----- Information provided -----
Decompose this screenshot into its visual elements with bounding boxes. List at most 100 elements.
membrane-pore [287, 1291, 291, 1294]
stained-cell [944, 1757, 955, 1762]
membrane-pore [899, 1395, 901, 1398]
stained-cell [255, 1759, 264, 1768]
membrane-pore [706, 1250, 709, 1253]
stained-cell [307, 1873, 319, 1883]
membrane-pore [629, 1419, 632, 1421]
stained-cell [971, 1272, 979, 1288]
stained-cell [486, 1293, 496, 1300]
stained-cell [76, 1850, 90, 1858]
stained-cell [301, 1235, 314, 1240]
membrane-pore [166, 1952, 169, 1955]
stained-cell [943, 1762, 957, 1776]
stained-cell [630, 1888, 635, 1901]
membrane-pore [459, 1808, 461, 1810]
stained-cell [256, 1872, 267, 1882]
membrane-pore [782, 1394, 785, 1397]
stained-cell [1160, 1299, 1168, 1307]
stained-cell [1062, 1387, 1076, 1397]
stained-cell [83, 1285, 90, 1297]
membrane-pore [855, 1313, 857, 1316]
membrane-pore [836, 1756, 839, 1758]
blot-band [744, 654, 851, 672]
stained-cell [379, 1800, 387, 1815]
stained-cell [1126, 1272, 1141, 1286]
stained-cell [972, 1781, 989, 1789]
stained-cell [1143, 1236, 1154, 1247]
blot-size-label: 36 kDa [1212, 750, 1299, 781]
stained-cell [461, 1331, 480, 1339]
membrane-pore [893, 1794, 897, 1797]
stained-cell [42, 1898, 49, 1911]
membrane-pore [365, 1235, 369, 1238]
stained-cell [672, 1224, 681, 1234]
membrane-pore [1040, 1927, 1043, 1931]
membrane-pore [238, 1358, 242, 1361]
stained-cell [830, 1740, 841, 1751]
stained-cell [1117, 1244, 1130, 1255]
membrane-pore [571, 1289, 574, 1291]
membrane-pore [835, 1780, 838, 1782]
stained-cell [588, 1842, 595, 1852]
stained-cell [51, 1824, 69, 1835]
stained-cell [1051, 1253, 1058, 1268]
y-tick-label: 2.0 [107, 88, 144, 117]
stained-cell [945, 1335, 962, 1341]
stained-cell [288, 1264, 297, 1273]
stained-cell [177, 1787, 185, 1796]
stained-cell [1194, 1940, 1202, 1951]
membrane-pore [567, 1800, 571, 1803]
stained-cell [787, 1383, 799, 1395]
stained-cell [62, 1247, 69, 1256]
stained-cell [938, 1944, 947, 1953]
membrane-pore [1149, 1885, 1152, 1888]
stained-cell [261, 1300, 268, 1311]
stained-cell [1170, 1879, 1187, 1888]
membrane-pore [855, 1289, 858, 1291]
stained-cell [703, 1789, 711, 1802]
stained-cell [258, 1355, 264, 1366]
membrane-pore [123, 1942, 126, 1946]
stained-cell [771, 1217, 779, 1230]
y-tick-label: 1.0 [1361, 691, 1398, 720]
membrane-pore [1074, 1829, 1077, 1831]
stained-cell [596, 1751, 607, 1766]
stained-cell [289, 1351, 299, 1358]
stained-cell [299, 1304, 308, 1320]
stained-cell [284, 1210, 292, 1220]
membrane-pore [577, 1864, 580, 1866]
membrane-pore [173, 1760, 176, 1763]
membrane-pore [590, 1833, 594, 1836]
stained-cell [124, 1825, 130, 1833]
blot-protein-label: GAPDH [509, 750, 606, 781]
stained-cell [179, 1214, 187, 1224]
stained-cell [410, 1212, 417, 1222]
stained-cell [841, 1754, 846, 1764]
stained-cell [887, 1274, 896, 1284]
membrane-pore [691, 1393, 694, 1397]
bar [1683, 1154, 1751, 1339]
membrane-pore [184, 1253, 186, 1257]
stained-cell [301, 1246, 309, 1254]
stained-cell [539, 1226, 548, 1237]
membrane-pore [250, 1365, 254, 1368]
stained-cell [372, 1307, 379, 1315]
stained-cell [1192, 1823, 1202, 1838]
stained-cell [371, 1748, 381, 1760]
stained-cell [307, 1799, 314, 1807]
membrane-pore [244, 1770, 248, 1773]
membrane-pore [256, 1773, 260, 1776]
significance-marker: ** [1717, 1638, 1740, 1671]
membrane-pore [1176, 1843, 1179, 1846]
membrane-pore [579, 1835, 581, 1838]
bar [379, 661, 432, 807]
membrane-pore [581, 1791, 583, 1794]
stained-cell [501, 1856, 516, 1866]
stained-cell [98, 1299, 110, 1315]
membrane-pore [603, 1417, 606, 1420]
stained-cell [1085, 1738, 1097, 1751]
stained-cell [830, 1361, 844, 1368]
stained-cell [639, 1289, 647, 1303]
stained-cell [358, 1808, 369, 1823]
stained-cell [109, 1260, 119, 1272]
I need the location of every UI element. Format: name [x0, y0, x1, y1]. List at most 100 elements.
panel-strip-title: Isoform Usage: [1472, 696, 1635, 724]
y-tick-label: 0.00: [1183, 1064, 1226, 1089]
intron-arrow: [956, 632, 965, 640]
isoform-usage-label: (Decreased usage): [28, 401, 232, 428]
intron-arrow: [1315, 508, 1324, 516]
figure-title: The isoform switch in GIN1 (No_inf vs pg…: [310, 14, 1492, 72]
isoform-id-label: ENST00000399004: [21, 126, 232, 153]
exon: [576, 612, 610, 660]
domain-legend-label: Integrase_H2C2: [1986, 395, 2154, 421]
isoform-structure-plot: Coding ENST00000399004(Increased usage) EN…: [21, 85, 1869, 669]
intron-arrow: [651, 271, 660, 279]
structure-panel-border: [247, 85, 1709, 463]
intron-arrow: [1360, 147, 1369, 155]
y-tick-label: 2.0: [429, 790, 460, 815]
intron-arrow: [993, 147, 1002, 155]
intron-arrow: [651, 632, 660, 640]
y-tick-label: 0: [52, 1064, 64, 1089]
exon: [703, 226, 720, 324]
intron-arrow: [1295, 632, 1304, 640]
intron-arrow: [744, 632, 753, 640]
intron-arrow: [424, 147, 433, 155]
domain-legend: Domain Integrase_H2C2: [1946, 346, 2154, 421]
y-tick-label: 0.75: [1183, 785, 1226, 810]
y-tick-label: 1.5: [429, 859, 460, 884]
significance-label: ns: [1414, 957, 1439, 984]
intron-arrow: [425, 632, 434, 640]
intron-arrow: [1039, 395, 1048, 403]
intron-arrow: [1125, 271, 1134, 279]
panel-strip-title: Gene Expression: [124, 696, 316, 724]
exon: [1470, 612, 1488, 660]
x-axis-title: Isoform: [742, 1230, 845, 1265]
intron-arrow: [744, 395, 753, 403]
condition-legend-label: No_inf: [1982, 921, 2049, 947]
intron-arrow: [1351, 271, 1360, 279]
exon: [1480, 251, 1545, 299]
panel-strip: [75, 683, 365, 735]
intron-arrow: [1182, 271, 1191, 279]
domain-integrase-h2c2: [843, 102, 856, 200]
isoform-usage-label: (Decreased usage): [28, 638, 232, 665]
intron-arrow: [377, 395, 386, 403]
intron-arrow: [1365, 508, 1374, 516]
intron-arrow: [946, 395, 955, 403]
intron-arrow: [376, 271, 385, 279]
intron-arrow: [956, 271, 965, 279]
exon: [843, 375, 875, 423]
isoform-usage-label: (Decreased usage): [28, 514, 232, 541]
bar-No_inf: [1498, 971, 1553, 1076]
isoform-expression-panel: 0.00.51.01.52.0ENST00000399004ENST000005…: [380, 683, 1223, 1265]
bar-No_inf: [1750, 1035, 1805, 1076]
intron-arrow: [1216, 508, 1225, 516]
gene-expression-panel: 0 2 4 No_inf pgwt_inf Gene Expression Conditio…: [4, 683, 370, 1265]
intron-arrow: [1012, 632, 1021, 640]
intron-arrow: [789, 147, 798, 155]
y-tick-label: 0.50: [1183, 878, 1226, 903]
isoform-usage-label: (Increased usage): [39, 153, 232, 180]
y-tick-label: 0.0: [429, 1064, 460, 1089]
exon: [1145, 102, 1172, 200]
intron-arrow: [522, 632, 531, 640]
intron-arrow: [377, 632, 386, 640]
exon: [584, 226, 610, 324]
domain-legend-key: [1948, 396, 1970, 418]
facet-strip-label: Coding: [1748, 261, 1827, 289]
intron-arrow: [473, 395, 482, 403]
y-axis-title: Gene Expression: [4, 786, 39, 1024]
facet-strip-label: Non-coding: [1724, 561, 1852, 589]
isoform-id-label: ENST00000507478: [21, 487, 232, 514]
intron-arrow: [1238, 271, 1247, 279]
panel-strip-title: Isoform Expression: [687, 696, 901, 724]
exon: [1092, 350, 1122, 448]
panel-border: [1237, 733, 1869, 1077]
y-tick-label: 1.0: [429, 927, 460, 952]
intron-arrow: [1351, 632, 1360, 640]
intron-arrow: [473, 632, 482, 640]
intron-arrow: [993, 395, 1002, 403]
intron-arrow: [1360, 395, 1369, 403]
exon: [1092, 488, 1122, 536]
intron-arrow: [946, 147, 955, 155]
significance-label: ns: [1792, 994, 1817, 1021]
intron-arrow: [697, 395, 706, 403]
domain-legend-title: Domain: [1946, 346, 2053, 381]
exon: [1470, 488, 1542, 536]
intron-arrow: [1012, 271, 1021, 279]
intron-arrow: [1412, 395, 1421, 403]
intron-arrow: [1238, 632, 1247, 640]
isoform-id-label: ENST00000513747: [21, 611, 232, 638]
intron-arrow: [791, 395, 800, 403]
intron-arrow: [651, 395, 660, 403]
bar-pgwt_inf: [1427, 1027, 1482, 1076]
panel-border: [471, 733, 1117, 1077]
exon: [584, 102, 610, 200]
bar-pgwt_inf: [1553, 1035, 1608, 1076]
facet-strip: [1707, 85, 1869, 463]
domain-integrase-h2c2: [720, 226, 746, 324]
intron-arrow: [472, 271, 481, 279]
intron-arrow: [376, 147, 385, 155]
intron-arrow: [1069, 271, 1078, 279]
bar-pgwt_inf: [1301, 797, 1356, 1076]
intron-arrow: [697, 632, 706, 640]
-----
Take from the listing every line in which the word "elements" appears.

Exercise output:
Decompose this screenshot into its visual elements with bounding boxes. List at most 100 elements.
I need the location of every UI element. Format: name [x0, y0, x1, y1]. List at most 100 elements.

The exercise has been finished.